* Written request: Find and copy each line of the records where the string "employees" shows up.

Excerpt from a dataset
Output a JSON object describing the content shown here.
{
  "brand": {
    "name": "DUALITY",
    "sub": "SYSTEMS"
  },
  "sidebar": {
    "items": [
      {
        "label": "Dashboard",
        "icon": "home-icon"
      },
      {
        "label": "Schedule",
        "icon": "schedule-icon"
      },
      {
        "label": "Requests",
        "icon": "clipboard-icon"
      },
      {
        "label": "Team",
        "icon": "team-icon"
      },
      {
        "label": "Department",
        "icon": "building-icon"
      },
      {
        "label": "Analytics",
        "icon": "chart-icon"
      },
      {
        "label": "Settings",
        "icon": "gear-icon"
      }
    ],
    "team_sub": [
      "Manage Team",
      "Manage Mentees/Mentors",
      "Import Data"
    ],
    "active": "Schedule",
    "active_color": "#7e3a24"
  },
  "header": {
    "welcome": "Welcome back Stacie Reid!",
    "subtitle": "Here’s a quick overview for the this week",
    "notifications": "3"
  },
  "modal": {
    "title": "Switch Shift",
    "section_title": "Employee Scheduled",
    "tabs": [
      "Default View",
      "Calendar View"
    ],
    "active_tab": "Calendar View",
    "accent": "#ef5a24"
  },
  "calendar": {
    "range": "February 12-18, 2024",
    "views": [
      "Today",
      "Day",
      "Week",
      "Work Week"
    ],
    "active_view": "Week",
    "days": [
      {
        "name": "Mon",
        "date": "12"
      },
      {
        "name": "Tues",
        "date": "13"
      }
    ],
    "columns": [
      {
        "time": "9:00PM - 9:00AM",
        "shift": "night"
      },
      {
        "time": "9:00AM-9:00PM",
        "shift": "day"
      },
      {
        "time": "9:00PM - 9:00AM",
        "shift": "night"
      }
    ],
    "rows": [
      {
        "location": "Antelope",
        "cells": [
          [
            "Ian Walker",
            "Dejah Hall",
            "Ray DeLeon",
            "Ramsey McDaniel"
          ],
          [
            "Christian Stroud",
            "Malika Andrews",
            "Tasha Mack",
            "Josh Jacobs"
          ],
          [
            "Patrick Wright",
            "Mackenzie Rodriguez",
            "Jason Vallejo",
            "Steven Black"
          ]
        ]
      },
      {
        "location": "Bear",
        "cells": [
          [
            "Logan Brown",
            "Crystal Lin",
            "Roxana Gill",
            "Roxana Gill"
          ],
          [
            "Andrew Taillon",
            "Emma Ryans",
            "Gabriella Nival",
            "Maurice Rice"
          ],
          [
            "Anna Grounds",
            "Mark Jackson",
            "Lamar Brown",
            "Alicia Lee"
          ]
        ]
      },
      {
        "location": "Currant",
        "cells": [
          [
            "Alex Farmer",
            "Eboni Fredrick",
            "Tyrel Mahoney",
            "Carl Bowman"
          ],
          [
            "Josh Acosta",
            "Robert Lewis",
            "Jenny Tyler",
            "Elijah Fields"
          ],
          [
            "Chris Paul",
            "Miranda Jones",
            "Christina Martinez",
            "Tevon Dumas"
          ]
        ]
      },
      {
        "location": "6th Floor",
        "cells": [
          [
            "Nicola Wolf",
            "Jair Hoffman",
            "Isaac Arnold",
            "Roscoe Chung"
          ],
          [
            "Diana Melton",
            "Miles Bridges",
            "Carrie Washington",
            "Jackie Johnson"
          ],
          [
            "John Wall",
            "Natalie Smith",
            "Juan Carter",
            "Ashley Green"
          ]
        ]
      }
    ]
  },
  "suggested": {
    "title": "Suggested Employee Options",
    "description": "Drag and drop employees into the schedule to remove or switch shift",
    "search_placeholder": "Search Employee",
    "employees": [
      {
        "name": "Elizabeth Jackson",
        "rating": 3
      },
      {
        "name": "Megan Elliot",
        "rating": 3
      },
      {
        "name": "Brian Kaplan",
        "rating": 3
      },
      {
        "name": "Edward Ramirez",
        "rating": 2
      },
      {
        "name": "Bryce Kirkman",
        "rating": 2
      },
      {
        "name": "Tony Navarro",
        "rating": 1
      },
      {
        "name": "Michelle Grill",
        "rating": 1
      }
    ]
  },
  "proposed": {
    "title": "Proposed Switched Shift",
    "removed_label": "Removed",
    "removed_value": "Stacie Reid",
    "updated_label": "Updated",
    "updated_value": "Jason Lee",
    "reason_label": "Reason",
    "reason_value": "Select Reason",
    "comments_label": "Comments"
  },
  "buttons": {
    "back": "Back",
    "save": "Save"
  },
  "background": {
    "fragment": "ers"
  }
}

* Problem solution:
    "description": "Drag and drop employees into the schedule to remove or switch shift",
    "employees": [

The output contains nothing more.